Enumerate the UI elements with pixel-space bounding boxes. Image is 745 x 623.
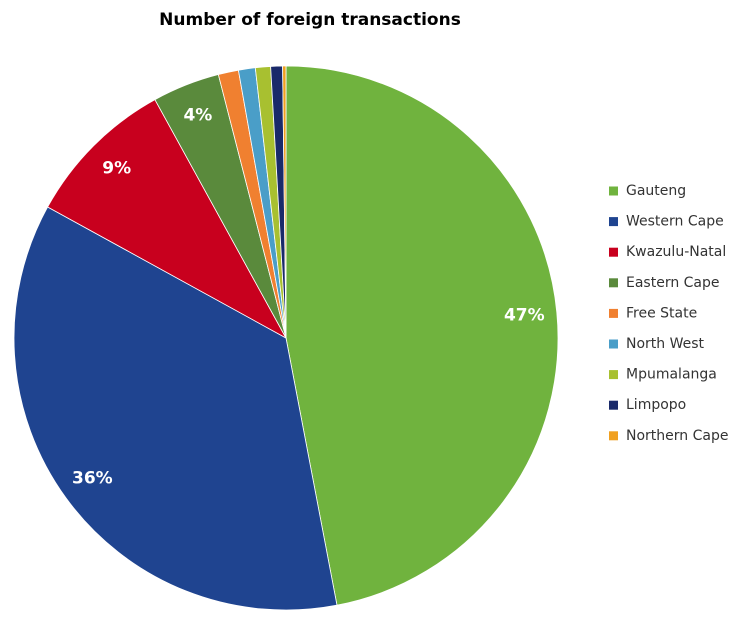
slice-label: 36% (72, 469, 113, 489)
legend-label: Northern Cape (626, 428, 728, 444)
pie-slice (13, 206, 338, 611)
legend-label: Gauteng (626, 183, 686, 199)
legend-swatch (609, 278, 618, 288)
legend-swatch (609, 247, 618, 257)
legend-label: Western Cape (626, 214, 724, 230)
legend-swatch (609, 400, 618, 410)
pie-slice (285, 65, 559, 606)
pie-slice (47, 99, 288, 340)
legend-swatch (609, 217, 618, 227)
legend-label: Mpumalanga (626, 367, 717, 383)
legend-label: Eastern Cape (626, 275, 720, 291)
legend-swatch (609, 186, 618, 196)
legend-label: Kwazulu-Natal (626, 244, 726, 260)
legend-swatch (609, 370, 618, 380)
pie-slice (282, 65, 287, 339)
chart-title: Number of foreign transactions (159, 10, 461, 30)
slice-label: 4% (183, 105, 212, 125)
legend-label: Free State (626, 305, 697, 321)
slice-label: 47% (504, 305, 545, 325)
legend-swatch (609, 339, 618, 349)
legend-swatch (609, 431, 618, 441)
legend-swatch (609, 308, 618, 318)
legend-label: North West (626, 336, 705, 352)
slice-label: 9% (102, 159, 131, 179)
legend-label: Limpopo (626, 397, 686, 413)
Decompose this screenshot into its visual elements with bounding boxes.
------------------------------
EXERCISE DETAILS:
Render every line of the records above as a JSON list of strings, one string per line, with blank lines omitted. Leave the pictures out.

EXERCISE ANSWER:
[
  "Enumerate the UI elements with pixel-space bounding boxes. Image is 745 x 623.",
  "slice-label: 36% (72, 469, 113, 489)",
  "legend-label: Northern Cape (626, 428, 728, 444)",
  "pie-slice (13, 206, 338, 611)",
  "legend-label: Gauteng (626, 183, 686, 199)",
  "legend-swatch (609, 278, 618, 288)",
  "legend-swatch (609, 247, 618, 257)",
  "legend-label: Western Cape (626, 214, 724, 230)",
  "legend-swatch (609, 400, 618, 410)",
  "pie-slice (285, 65, 559, 606)",
  "pie-slice (47, 99, 288, 340)",
  "legend-swatch (609, 217, 618, 227)",
  "legend-label: Mpumalanga (626, 367, 717, 383)",
  "legend-label: Eastern Cape (626, 275, 720, 291)",
  "legend-swatch (609, 186, 618, 196)",
  "legend-label: Kwazulu-Natal (626, 244, 726, 260)",
  "legend-swatch (609, 370, 618, 380)",
  "pie-slice (282, 65, 287, 339)",
  "chart-title: Number of foreign transactions (159, 10, 461, 30)",
  "slice-label: 4% (183, 105, 212, 125)",
  "legend-label: Free State (626, 305, 697, 321)",
  "slice-label: 47% (504, 305, 545, 325)",
  "legend-swatch (609, 339, 618, 349)",
  "legend-swatch (609, 431, 618, 441)",
  "legend-swatch (609, 308, 618, 318)",
  "legend-label: North West (626, 336, 705, 352)",
  "slice-label: 9% (102, 159, 131, 179)",
  "legend-label: Limpopo (626, 397, 686, 413)",
  "Decompose this screenshot into its visual elements with bounding boxes."
]